- EXERCISE DIRECTIONS: Scan the data for "ylabel" and copy the lines it appears in.

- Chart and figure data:
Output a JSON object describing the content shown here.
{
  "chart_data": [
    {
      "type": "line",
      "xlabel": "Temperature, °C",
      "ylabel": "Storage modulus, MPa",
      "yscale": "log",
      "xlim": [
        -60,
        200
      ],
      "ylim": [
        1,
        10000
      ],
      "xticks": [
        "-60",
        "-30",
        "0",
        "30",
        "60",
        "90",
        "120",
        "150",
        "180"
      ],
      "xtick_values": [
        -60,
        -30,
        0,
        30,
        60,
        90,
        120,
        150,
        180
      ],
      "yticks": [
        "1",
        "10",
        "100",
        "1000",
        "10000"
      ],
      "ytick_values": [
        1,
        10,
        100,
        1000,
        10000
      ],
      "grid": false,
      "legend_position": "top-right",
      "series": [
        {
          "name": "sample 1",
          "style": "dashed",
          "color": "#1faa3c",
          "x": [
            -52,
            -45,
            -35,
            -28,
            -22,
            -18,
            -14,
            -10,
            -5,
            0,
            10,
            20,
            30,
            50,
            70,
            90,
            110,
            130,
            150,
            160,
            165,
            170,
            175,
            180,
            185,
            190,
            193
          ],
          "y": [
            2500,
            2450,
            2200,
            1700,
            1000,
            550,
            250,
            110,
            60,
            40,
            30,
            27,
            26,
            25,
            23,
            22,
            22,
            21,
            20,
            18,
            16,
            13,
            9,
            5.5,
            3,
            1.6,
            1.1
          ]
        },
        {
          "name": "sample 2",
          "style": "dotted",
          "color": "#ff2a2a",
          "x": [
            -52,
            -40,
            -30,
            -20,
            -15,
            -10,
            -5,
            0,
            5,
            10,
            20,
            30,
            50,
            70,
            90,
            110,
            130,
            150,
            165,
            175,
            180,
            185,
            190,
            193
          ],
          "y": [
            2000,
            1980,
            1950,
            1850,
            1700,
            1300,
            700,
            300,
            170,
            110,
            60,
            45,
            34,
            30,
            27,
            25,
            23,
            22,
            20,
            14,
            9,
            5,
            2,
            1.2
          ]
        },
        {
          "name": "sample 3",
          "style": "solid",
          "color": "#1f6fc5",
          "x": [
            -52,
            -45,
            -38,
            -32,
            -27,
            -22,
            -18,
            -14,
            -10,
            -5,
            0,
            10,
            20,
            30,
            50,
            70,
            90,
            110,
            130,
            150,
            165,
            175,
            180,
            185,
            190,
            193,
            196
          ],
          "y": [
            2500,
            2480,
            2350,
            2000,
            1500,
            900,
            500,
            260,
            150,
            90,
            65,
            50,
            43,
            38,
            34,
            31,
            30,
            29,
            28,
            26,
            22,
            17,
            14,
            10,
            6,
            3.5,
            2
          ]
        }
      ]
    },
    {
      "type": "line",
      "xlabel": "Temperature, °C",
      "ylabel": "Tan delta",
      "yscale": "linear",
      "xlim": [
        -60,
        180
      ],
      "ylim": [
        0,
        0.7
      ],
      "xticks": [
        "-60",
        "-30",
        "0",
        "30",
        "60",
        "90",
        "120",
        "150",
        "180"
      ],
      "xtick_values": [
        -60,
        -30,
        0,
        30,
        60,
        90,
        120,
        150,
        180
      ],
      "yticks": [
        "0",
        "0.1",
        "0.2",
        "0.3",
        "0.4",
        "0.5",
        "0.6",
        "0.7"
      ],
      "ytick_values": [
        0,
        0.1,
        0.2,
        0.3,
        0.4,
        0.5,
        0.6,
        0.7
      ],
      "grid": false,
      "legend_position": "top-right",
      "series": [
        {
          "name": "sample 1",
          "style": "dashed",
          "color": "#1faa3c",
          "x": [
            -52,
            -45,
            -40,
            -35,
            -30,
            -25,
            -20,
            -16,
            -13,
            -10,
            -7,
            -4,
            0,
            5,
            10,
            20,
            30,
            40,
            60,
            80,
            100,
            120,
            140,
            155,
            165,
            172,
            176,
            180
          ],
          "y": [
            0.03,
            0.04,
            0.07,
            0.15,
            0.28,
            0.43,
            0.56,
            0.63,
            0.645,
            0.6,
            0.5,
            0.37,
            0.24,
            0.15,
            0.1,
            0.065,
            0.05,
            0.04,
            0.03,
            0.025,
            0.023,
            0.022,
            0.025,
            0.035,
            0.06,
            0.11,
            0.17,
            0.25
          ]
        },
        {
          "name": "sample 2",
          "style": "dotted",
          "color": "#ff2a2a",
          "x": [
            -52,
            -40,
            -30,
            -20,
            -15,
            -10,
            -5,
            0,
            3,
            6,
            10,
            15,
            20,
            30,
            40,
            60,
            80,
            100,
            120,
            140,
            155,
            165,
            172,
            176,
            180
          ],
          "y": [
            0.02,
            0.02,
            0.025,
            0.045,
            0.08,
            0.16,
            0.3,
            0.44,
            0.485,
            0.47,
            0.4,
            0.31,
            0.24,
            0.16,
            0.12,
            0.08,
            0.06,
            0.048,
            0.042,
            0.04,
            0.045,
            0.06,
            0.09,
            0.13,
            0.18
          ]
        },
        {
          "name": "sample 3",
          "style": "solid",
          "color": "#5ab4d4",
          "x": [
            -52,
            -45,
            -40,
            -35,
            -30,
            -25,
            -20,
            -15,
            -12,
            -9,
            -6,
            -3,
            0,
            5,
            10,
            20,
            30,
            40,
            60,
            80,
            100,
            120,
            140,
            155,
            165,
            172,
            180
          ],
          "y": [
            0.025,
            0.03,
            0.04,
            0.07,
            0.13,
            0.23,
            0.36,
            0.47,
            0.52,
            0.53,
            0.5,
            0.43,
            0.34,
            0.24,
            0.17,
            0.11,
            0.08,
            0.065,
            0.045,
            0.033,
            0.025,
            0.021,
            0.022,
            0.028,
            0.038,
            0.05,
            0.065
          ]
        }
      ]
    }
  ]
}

--

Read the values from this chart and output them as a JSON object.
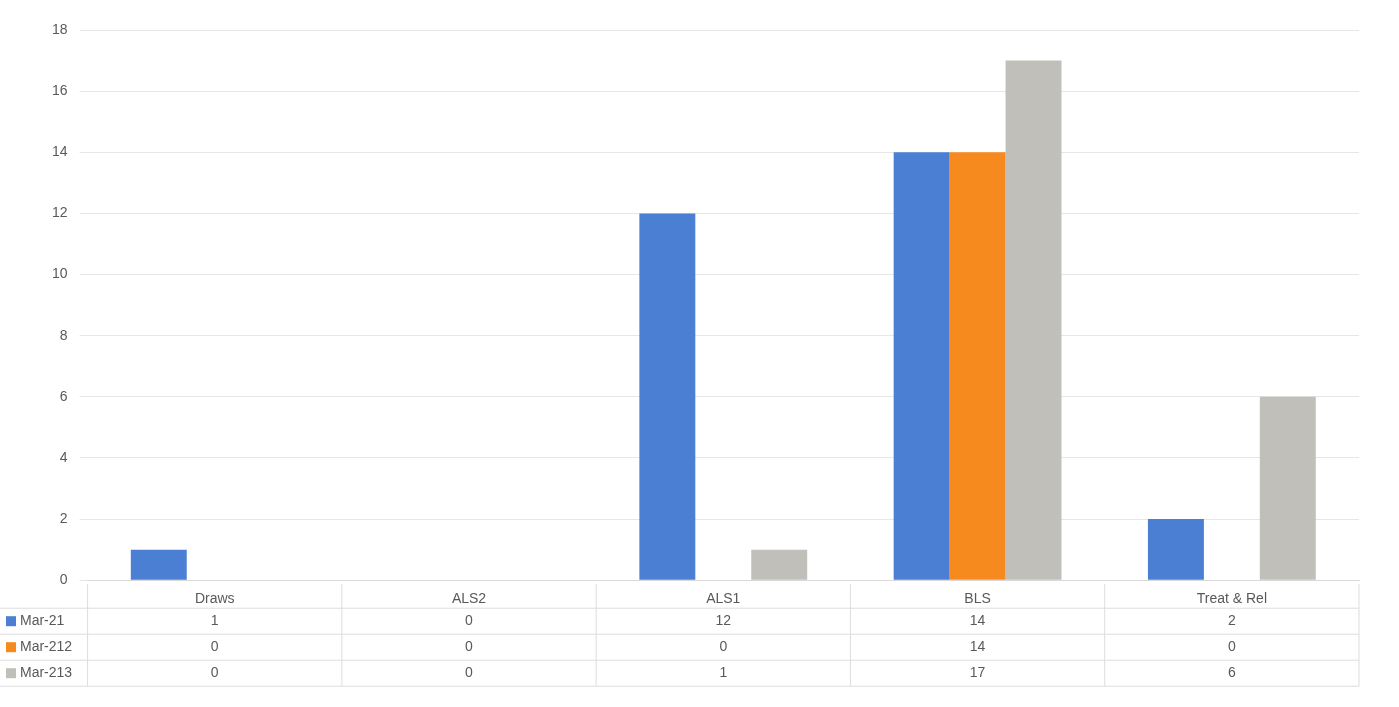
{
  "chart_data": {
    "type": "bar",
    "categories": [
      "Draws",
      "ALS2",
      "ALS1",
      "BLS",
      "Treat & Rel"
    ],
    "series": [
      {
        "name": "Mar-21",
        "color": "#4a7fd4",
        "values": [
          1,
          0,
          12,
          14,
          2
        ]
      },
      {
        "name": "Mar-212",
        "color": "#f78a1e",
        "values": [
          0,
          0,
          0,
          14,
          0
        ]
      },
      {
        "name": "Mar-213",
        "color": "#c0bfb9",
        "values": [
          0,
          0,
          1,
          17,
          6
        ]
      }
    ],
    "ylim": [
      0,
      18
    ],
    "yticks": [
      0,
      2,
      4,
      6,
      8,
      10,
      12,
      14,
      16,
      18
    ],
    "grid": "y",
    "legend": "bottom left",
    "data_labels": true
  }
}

- EXERCISE RESPONSE:
      "ylabel": "Storage modulus, MPa",
      "ylabel": "Tan delta",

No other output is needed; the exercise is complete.